▸ WRITTEN PROBLEM: Looking at the data below, count the lines that contain the string "title". Write only the total.

▸ RECORDS FOR THE TASK:
....................
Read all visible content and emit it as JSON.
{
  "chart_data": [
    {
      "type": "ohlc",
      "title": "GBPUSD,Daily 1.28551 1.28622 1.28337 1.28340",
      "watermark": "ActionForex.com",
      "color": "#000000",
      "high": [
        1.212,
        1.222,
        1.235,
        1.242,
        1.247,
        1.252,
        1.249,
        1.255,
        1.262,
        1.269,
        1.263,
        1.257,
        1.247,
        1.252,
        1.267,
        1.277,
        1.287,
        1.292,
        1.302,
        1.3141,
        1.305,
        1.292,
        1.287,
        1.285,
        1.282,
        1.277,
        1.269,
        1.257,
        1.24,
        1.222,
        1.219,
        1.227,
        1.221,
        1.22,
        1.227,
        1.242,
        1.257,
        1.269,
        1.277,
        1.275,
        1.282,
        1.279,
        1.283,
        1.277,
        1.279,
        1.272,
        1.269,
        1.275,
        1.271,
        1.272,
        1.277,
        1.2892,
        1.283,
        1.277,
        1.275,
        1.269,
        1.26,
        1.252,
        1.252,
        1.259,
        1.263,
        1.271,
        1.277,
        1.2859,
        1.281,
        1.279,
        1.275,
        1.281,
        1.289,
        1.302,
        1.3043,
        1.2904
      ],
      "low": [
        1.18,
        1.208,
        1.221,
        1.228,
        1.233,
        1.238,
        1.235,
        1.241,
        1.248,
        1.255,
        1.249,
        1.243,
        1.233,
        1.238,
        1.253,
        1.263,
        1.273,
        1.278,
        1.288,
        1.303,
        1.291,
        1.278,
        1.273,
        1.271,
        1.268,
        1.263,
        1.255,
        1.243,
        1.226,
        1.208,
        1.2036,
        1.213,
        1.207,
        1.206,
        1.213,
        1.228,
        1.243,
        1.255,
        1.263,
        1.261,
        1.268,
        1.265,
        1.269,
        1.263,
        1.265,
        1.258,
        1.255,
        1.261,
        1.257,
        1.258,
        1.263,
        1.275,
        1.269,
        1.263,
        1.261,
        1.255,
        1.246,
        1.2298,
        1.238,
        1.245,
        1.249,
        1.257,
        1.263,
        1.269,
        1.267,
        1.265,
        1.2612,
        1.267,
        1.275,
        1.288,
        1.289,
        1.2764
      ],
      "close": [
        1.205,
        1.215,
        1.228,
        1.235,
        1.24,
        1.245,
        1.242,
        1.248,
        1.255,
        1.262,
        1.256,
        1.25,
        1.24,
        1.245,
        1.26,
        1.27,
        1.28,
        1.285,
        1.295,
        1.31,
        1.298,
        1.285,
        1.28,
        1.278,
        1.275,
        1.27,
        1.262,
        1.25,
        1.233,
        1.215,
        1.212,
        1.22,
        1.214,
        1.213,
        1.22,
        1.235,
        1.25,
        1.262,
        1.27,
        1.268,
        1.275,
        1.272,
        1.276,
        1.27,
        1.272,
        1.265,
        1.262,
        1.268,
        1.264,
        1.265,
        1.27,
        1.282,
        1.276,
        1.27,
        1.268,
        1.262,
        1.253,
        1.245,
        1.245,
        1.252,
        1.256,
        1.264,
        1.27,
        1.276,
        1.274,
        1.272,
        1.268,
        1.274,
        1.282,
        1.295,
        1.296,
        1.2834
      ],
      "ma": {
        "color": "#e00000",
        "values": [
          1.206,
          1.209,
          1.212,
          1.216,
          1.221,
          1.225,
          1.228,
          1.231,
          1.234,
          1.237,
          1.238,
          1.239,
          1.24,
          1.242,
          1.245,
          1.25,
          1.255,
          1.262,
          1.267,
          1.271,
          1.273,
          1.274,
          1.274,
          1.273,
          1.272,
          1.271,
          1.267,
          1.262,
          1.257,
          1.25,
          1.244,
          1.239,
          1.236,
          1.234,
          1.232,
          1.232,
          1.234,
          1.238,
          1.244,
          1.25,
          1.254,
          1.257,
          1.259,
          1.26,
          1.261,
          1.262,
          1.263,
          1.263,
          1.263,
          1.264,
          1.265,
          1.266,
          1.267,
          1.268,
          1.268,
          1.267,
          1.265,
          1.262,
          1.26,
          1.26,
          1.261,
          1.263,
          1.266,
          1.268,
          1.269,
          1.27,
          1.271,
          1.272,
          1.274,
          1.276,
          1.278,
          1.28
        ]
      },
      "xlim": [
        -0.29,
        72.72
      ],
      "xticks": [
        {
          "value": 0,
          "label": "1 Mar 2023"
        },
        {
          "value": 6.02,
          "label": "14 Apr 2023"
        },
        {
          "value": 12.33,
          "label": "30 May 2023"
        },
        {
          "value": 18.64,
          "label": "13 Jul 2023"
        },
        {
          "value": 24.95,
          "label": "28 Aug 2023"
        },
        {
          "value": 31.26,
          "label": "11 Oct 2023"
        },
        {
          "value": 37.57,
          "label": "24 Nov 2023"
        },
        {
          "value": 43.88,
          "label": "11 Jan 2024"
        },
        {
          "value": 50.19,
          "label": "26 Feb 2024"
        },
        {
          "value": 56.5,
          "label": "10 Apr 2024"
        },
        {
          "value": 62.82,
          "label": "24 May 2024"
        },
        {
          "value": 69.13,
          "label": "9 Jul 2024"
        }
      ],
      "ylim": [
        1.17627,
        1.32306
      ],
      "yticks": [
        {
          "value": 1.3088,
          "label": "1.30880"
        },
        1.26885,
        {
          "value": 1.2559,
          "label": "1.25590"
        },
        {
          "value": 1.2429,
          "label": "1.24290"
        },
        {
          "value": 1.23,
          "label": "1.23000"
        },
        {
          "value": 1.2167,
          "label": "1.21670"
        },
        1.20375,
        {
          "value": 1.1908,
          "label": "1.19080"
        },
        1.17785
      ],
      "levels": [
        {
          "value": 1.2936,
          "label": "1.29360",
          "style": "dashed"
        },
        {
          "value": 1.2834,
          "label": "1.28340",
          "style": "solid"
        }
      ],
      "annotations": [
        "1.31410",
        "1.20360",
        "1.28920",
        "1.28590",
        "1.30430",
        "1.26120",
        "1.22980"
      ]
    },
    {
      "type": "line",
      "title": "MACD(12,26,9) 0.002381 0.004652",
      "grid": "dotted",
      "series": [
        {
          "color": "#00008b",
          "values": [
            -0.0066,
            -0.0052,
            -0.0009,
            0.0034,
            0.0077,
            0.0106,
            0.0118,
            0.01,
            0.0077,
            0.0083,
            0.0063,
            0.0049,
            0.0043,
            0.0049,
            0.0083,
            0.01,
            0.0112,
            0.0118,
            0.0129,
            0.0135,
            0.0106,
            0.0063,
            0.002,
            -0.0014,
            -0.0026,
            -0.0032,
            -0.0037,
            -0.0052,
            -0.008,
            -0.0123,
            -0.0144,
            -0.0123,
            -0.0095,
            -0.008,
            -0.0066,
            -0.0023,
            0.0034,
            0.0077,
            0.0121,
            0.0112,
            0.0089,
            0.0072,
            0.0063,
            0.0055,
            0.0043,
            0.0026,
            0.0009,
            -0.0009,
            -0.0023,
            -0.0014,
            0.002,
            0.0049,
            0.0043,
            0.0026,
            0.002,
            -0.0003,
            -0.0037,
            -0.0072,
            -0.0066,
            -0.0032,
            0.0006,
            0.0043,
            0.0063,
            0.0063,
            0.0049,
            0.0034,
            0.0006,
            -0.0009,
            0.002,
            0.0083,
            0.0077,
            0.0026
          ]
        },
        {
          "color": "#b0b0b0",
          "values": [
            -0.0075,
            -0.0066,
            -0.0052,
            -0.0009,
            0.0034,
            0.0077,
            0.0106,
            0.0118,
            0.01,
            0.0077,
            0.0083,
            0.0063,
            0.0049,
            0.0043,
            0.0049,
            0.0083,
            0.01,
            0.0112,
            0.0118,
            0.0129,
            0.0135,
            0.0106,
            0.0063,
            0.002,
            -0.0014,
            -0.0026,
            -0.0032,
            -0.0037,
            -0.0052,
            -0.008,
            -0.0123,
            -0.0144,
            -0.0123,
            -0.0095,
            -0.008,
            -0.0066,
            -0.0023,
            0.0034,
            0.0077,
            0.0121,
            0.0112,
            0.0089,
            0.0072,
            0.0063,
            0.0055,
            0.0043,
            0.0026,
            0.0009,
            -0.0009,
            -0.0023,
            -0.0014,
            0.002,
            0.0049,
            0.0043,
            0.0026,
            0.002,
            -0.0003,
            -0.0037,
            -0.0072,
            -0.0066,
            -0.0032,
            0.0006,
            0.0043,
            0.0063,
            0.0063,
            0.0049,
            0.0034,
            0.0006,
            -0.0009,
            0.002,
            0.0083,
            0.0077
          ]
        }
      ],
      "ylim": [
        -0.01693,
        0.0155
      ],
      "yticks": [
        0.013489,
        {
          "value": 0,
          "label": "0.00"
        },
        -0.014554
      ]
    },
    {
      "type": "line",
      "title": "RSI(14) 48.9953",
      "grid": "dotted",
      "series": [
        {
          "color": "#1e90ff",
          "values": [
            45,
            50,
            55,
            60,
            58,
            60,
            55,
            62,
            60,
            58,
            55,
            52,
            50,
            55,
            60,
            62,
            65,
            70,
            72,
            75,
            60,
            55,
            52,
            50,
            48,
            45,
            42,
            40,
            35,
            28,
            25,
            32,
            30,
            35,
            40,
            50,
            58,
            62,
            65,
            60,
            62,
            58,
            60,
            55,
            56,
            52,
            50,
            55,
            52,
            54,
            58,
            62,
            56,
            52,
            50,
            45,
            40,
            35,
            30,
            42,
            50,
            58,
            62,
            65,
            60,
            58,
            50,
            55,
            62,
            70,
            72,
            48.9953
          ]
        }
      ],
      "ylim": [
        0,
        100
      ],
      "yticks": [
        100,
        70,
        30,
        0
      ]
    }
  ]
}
....................
▸ WRITTEN REPLY: 3